- Texte fourni
# # # # # # #
# probleme de fichiers cachés sur mac os 9



## yodark15 (9 Novembre 2005)

Bonjour,

je suis debutant sur mac et je suis obligé de travailler dessus pour mon travail

j'ai un G4 avec un processeur 350 MHz Power PC G4 et 512 M0 SDRAM ou est installé mac OS 9.2.2 avec une capacité de 9 Go et mac OS 10.3.3 avec 9.5 Go (j'ai rien compris a ce que je viens de marquer mais bon...)

je travaille sur illustrator et photoshop principalement et ceux ci sont installé sur mac os 9

le probleme est que je manque de place et le pauvre mac rame comme un cinglé!

et apparement plus je travaille moins j'ai de place alors que les fichiers que je créé ne reste pas sur cette machine

j'ai donc regardé ce qu'il pouvait y avoir en trop sur mac os 9 et j'ai remarqué que la totalité des fichiers visibles pesaient environ 1,6 Go alors que mon disque est presque plein!

j'aurais donc un peu plus de 7 Go occcupé par des fichiers cachés?!

a mon avis c'est photoshop et illustrator qui créé des fichiers temporaires cachés et qui ne sont jamais supprimés...

selon vous est ce que ça vient de ça? qu'est ce que je peux faire?

est-il possible d'afficher les fichiers cachés?

existe t'il un logiciel pour mac os 9.2.2 permettant de supprimer les fichiers temporaires?

j'espere avoir été assez clair et pas trop confus!

aidez moi svp!
merci d'avance


----------



## lappartien (9 Novembre 2005)

pour tous ces petits problèmes va sur le site de mac os X facile et télécharge dans le chapitre entretien je crois, deux utilitaires dont les liens te sont offerts ainsi que leur fonctionnement.
C'est ONYX et Tools X3.( www.osxfacile.com/)
pour photoshop et illustrator regarde bien si tu leur a donné assez de mémoire, n'hésite pas à leur en donner beaucoup plus que ce qui est recommandé.
Enfin au démarrage de ton mac systéme 9 tu fais pomme alt P + R. Tu retrouveras sur les utilitaires la possibilité d'éliminer bon nombre de fichiers....

bonne soirée. 
Lappartien.yan@offisecure.com


----------



## Invité (9 Novembre 2005)

Sous l'environnement Os 9 :
Il faudrait peut-être que tu regardes dans : "Menu Pomme - Tableaux de Bord - Mémoire" 
Clique sur le bouton "Valeurs par défaut"
Re-dis nous si ça va mieux.


----------
# # # # # # #
- Tâche donnée a
Recopiez les entrées depuis la première ligne jusqu'à la ligne contenant « withdrawal-row: check 1001 », celle-ci comprise, en remplaçant « amount-bar » par « value-bar » et sans rien modifier d'autre.
# # # # # # #
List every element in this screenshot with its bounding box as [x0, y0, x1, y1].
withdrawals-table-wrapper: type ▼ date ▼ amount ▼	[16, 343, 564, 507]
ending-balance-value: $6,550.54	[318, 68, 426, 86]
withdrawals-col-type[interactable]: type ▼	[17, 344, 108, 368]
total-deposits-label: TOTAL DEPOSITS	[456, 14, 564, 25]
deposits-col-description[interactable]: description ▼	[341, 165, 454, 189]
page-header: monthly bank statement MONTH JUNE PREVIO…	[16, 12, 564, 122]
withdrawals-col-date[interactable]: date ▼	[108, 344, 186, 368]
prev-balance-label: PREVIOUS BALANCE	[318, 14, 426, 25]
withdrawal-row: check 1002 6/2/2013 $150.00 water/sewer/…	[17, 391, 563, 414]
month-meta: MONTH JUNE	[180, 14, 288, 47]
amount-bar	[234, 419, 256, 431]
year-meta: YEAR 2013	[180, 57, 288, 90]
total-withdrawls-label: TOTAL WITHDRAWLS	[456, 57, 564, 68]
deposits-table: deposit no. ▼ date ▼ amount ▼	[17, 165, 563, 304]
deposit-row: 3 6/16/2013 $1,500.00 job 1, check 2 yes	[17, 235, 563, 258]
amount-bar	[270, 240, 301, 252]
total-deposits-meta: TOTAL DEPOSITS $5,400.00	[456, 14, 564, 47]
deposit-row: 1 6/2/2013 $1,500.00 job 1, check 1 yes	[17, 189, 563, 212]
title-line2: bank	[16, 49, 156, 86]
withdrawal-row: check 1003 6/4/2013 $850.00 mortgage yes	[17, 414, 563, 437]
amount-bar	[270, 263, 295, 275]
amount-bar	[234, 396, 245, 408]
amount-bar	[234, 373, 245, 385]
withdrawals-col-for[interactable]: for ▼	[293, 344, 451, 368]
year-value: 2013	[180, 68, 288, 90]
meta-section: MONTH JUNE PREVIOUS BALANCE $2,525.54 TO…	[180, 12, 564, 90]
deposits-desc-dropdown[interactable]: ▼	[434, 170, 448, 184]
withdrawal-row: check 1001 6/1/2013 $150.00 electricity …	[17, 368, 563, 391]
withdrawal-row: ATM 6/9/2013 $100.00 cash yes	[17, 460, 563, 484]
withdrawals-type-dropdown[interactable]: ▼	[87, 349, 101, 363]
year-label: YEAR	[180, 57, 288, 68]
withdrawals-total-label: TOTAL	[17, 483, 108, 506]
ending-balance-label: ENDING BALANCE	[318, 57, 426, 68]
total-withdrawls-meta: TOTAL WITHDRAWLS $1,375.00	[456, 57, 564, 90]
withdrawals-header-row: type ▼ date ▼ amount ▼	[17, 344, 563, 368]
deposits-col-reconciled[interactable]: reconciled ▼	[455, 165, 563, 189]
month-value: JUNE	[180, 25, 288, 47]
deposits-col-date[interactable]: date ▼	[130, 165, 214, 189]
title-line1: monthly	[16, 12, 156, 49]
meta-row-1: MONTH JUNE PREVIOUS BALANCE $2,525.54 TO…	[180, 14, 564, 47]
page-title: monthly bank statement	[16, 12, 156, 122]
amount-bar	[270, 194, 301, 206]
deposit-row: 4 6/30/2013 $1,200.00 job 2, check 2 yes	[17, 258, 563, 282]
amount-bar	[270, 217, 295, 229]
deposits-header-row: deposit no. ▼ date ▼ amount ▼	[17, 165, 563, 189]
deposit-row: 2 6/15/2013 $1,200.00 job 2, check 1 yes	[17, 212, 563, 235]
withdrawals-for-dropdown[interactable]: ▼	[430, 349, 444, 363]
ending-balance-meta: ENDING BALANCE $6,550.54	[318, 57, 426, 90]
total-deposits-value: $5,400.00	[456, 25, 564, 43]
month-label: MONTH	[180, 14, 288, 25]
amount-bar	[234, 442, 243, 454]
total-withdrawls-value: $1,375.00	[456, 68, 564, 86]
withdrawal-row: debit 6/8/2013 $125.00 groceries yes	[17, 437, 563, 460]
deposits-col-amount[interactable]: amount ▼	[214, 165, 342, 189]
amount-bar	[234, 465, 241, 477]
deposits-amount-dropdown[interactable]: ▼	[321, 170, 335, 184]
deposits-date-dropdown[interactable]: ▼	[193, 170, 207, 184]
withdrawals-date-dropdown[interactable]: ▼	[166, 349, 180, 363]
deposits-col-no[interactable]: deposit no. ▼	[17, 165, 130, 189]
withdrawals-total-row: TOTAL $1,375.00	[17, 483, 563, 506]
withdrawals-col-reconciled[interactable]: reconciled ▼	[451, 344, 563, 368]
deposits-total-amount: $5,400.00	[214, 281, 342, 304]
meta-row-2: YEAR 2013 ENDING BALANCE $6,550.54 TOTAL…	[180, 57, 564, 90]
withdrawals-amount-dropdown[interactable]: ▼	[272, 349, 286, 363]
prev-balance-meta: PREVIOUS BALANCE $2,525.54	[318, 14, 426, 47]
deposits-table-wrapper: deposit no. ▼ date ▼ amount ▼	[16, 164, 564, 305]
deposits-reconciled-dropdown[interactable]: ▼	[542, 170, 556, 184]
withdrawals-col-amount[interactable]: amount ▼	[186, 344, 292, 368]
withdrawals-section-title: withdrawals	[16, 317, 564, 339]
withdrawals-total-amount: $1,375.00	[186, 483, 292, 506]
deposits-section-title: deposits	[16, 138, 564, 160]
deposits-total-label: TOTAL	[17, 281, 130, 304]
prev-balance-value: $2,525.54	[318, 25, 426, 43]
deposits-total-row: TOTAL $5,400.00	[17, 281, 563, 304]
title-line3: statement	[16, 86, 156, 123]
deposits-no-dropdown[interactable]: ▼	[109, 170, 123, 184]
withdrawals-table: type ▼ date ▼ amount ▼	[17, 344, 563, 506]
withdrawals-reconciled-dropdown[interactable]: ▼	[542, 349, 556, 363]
# # # # # # #
- Tâche donnée b
D'après le texte fourni, quels sont les deux utilitaires conseillés sur le site de Mac OS X facile, s'il vous plaît ?

- Résultat correct a
List every element in this screenshot with its bounding box as [x0, y0, x1, y1].
withdrawals-table-wrapper: type ▼ date ▼ amount ▼	[16, 343, 564, 507]
ending-balance-value: $6,550.54	[318, 68, 426, 86]
withdrawals-col-type[interactable]: type ▼	[17, 344, 108, 368]
total-deposits-label: TOTAL DEPOSITS	[456, 14, 564, 25]
deposits-col-description[interactable]: description ▼	[341, 165, 454, 189]
page-header: monthly bank statement MONTH JUNE PREVIO…	[16, 12, 564, 122]
withdrawals-col-date[interactable]: date ▼	[108, 344, 186, 368]
prev-balance-label: PREVIOUS BALANCE	[318, 14, 426, 25]
withdrawal-row: check 1002 6/2/2013 $150.00 water/sewer/…	[17, 391, 563, 414]
month-meta: MONTH JUNE	[180, 14, 288, 47]
value-bar	[234, 419, 256, 431]
year-meta: YEAR 2013	[180, 57, 288, 90]
total-withdrawls-label: TOTAL WITHDRAWLS	[456, 57, 564, 68]
deposits-table: deposit no. ▼ date ▼ amount ▼	[17, 165, 563, 304]
deposit-row: 3 6/16/2013 $1,500.00 job 1, check 2 yes	[17, 235, 563, 258]
value-bar	[270, 240, 301, 252]
total-deposits-meta: TOTAL DEPOSITS $5,400.00	[456, 14, 564, 47]
deposit-row: 1 6/2/2013 $1,500.00 job 1, check 1 yes	[17, 189, 563, 212]
title-line2: bank	[16, 49, 156, 86]
withdrawal-row: check 1003 6/4/2013 $850.00 mortgage yes	[17, 414, 563, 437]
value-bar	[270, 263, 295, 275]
value-bar	[234, 396, 245, 408]
value-bar	[234, 373, 245, 385]
withdrawals-col-for[interactable]: for ▼	[293, 344, 451, 368]
year-value: 2013	[180, 68, 288, 90]
meta-section: MONTH JUNE PREVIOUS BALANCE $2,525.54 TO…	[180, 12, 564, 90]
deposits-desc-dropdown[interactable]: ▼	[434, 170, 448, 184]
withdrawal-row: check 1001 6/1/2013 $150.00 electricity …	[17, 368, 563, 391]

- Résultat correct b
ONYX et Tools X3.